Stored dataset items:
* * * * * * *
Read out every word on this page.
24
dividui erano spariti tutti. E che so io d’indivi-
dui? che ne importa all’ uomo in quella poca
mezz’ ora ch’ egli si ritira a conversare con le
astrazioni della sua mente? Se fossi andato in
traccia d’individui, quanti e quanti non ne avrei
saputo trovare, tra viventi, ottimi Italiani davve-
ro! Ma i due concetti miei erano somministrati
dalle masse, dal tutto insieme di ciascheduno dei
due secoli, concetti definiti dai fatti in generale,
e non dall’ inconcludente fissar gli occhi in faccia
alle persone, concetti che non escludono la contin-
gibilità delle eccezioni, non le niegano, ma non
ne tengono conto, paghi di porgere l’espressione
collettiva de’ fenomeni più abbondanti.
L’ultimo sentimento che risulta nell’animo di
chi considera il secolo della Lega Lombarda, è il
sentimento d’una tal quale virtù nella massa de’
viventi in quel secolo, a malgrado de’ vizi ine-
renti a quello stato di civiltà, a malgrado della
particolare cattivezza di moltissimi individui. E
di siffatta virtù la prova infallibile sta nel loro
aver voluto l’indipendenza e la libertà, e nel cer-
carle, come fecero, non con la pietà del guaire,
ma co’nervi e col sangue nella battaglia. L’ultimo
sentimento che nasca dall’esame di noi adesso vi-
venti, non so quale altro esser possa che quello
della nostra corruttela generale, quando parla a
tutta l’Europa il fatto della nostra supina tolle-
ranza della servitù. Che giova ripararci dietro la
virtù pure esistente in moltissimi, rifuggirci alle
* * * * * * *
PROBLEM DETAILS:
Return the listing above word for word.

RESULT FOR THIS TASK:
Read out every word on this page.
24
dividui erano spariti tutti. E che so io d’indivi-
dui? che ne importa all’ uomo in quella poca
mezz’ ora ch’ egli si ritira a conversare con le
astrazioni della sua mente? Se fossi andato in
traccia d’individui, quanti e quanti non ne avrei
saputo trovare, tra viventi, ottimi Italiani davve-
ro! Ma i due concetti miei erano somministrati
dalle masse, dal tutto insieme di ciascheduno dei
due secoli, concetti definiti dai fatti in generale,
e non dall’ inconcludente fissar gli occhi in faccia
alle persone, concetti che non escludono la contin-
gibilità delle eccezioni, non le niegano, ma non
ne tengono conto, paghi di porgere l’espressione
collettiva de’ fenomeni più abbondanti.
L’ultimo sentimento che risulta nell’animo di
chi considera il secolo della Lega Lombarda, è il
sentimento d’una tal quale virtù nella massa de’
viventi in quel secolo, a malgrado de’ vizi ine-
renti a quello stato di civiltà, a malgrado della
particolare cattivezza di moltissimi individui. E
di siffatta virtù la prova infallibile sta nel loro
aver voluto l’indipendenza e la libertà, e nel cer-
carle, come fecero, non con la pietà del guaire,
ma co’nervi e col sangue nella battaglia. L’ultimo
sentimento che nasca dall’esame di noi adesso vi-
venti, non so quale altro esser possa che quello
della nostra corruttela generale, quando parla a
tutta l’Europa il fatto della nostra supina tolle-
ranza della servitù. Che giova ripararci dietro la
virtù pure esistente in moltissimi, rifuggirci alle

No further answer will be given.